[START Supplied records]
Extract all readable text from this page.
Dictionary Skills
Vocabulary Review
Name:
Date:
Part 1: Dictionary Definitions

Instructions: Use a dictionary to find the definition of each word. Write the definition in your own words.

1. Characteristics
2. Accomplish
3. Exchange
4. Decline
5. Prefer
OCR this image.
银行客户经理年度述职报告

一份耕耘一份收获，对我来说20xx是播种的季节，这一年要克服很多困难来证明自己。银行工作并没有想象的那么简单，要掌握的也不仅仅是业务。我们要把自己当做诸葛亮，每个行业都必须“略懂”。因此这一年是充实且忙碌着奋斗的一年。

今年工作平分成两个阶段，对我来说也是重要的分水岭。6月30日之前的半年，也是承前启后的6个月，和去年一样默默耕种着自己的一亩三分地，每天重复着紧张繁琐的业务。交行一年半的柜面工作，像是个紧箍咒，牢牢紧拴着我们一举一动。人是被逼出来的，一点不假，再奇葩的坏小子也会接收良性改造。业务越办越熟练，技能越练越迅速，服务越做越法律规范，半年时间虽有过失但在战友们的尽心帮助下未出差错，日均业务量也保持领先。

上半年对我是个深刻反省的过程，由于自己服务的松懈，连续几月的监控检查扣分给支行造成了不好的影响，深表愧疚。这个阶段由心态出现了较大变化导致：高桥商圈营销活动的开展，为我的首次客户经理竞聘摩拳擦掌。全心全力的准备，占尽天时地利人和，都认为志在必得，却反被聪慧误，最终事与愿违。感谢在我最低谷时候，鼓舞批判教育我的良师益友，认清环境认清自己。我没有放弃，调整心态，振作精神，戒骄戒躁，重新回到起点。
[END Supplied records]
▶ [Stated task]:
Write out every record, exactly as written.

▶ [Written solution]:
Extract all readable text from this page.
Dictionary Skills
Vocabulary Review
Name:
Date:
Part 1: Dictionary Definitions

Instructions: Use a dictionary to find the definition of each word. Write the definition in your own words.

1. Characteristics
2. Accomplish
3. Exchange
4. Decline
5. Prefer
OCR this image.
银行客户经理年度述职报告

一份耕耘一份收获，对我来说20xx是播种的季节，这一年要克服很多困难来证明自己。银行工作并没有想象的那么简单，要掌握的也不仅仅是业务。我们要把自己当做诸葛亮，每个行业都必须“略懂”。因此这一年是充实且忙碌着奋斗的一年。

今年工作平分成两个阶段，对我来说也是重要的分水岭。6月30日之前的半年，也是承前启后的6个月，和去年一样默默耕种着自己的一亩三分地，每天重复着紧张繁琐的业务。交行一年半的柜面工作，像是个紧箍咒，牢牢紧拴着我们一举一动。人是被逼出来的，一点不假，再奇葩的坏小子也会接收良性改造。业务越办越熟练，技能越练越迅速，服务越做越法律规范，半年时间虽有过失但在战友们的尽心帮助下未出差错，日均业务量也保持领先。

上半年对我是个深刻反省的过程，由于自己服务的松懈，连续几月的监控检查扣分给支行造成了不好的影响，深表愧疚。这个阶段由心态出现了较大变化导致：高桥商圈营销活动的开展，为我的首次客户经理竞聘摩拳擦掌。全心全力的准备，占尽天时地利人和，都认为志在必得，却反被聪慧误，最终事与愿违。感谢在我最低谷时候，鼓舞批判教育我的良师益友，认清环境认清自己。我没有放弃，调整心态，振作精神，戒骄戒躁，重新回到起点。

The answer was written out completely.